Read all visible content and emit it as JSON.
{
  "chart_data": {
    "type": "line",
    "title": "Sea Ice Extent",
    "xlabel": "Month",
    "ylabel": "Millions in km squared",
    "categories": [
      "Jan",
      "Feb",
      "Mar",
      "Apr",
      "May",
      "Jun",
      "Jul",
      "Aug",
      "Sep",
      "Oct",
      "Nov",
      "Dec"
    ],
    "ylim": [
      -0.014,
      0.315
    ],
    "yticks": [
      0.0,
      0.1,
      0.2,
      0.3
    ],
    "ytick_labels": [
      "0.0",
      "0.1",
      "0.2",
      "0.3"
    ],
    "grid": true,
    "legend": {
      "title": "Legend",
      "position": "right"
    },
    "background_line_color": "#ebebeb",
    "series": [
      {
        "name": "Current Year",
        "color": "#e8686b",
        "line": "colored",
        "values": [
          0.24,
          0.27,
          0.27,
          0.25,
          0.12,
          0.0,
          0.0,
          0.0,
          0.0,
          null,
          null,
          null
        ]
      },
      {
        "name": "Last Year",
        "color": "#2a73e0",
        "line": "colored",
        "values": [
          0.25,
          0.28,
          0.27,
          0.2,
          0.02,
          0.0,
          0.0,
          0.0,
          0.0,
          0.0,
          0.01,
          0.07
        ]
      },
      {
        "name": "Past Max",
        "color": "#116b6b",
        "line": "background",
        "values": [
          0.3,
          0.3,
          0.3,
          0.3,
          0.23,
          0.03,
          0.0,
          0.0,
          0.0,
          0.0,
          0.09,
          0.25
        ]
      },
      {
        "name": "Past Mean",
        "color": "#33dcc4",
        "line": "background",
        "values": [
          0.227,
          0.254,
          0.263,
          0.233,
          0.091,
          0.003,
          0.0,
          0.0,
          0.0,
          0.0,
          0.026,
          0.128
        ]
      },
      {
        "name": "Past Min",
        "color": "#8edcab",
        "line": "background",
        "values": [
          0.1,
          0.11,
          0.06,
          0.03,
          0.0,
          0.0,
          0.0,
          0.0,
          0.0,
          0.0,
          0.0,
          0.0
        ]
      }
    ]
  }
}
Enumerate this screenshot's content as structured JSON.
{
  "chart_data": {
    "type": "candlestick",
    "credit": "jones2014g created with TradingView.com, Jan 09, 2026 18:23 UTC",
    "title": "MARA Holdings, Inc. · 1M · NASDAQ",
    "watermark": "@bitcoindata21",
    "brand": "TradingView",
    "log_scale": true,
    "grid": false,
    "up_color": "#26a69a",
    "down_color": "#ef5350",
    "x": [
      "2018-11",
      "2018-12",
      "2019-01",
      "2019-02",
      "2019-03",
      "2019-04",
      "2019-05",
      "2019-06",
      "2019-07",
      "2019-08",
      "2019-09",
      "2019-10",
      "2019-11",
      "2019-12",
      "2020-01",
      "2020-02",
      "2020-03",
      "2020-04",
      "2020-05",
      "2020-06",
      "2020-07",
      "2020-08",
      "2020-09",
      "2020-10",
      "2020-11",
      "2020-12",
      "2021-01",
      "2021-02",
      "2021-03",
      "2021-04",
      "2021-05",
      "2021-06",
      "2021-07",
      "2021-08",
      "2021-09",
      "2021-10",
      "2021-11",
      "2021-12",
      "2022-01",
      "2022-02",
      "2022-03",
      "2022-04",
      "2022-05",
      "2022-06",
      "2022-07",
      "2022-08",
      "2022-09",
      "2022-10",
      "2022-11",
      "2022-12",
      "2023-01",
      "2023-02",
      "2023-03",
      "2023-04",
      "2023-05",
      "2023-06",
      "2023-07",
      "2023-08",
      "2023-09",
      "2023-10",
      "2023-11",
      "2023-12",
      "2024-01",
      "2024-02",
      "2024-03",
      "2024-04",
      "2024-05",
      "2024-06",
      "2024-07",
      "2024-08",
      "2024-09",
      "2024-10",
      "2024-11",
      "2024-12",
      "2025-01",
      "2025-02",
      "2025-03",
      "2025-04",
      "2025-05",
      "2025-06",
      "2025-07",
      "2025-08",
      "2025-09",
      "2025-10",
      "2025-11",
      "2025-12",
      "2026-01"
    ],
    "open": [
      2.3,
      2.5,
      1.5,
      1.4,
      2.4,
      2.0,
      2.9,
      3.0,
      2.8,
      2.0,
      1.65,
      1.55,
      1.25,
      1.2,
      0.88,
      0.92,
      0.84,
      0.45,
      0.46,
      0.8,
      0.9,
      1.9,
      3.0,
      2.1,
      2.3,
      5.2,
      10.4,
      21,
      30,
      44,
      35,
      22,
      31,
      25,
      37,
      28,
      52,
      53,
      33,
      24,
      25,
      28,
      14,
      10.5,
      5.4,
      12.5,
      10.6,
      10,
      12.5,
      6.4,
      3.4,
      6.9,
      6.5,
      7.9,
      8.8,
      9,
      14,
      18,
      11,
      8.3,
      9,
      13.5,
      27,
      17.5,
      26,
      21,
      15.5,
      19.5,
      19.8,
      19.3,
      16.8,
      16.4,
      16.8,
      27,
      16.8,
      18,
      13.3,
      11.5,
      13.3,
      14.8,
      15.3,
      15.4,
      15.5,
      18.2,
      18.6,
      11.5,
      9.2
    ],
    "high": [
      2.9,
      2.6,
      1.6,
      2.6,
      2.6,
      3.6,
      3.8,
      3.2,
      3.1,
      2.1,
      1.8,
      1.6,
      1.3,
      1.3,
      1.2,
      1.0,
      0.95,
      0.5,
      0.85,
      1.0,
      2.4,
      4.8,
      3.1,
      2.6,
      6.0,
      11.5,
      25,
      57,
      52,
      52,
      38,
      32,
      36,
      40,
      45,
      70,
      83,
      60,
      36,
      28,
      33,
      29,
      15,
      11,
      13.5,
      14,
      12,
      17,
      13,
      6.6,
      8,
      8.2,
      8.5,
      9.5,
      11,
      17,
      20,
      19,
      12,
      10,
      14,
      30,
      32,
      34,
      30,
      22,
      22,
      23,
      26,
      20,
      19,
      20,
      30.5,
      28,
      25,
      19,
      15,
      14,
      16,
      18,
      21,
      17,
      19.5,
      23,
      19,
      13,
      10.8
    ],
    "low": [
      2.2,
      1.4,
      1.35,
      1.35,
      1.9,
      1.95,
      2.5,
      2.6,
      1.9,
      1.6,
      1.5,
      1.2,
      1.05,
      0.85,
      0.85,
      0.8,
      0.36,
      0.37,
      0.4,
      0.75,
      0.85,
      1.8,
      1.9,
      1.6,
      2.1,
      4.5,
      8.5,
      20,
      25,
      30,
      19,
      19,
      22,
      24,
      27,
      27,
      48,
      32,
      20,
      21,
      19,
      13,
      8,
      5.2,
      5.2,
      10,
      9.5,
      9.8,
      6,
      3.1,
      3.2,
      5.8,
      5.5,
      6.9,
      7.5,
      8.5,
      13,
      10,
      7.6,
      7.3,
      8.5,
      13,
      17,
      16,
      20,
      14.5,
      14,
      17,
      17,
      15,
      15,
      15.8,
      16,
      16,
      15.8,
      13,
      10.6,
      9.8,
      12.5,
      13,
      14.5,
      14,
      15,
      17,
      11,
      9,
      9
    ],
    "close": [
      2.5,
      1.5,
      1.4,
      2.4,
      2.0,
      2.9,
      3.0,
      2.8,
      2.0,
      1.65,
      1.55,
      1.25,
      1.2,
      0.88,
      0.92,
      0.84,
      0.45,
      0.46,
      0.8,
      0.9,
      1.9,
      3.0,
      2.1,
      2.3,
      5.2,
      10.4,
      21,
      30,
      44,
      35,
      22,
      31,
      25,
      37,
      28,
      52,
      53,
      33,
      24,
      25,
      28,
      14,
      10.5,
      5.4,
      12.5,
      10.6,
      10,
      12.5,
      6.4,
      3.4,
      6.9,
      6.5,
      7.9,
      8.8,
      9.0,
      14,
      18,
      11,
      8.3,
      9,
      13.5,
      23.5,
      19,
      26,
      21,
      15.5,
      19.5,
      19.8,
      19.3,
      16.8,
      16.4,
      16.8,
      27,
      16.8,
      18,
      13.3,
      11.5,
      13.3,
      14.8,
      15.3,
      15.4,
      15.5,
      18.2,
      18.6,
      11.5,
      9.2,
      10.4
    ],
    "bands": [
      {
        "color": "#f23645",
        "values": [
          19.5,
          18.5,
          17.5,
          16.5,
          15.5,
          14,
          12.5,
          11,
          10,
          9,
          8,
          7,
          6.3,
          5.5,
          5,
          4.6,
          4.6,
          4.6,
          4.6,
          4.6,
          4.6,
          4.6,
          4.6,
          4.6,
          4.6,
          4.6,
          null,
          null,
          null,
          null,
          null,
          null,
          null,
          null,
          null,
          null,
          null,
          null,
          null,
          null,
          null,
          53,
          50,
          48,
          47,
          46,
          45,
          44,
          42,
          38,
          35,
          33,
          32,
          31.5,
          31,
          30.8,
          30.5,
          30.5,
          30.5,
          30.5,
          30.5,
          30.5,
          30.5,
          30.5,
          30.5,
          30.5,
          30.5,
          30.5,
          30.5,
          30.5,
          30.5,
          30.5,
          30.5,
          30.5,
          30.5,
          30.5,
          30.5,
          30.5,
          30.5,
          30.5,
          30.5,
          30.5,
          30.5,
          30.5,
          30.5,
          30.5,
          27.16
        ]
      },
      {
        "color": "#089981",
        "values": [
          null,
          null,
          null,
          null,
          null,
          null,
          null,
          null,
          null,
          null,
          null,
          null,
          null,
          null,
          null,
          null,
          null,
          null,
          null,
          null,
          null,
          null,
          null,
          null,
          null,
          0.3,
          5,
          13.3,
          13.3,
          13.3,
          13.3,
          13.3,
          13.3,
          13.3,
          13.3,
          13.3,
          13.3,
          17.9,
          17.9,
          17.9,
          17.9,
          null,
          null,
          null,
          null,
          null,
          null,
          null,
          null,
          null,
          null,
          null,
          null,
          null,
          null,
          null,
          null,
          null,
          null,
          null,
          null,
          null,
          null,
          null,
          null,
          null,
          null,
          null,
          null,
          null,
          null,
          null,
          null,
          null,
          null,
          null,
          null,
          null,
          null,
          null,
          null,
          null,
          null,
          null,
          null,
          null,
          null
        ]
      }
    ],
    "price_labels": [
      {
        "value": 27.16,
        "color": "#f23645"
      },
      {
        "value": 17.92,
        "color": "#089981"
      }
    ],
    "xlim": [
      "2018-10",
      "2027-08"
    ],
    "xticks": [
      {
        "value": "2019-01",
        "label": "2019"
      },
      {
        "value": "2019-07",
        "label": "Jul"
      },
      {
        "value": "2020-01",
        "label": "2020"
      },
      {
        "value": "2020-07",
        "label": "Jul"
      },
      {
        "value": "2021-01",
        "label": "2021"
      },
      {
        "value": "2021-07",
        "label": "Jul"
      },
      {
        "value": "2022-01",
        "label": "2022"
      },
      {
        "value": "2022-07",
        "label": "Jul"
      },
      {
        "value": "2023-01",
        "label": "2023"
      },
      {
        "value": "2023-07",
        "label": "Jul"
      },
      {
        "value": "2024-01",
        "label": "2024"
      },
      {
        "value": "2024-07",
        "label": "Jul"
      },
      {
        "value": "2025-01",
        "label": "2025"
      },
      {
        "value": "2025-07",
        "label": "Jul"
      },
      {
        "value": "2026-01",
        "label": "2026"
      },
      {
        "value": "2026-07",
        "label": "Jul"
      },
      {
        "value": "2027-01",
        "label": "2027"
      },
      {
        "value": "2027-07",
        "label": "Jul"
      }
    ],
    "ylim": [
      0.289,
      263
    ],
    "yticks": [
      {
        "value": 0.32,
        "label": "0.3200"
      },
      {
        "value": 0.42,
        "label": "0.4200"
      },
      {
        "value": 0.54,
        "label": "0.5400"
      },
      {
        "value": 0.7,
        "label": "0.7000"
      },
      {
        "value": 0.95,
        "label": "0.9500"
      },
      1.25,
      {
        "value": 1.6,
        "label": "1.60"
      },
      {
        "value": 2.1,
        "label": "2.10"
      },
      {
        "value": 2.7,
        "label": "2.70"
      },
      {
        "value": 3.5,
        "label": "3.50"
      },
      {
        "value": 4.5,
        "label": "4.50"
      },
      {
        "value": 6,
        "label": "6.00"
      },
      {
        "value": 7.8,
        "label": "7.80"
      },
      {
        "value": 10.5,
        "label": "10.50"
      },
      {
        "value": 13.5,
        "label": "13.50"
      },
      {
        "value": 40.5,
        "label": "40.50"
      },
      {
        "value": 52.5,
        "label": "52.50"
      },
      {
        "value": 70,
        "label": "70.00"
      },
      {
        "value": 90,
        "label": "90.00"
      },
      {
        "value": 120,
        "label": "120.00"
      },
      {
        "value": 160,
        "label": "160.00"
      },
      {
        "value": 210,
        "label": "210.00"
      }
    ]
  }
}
◇ ◇ ◇ ◇
▶ **WHAT YOU WILL DO**:
Look through the material above and work out how many of its lines contain "JSON". State the number only.

▶ **SOLUTION TO THE PROBLEM**:
2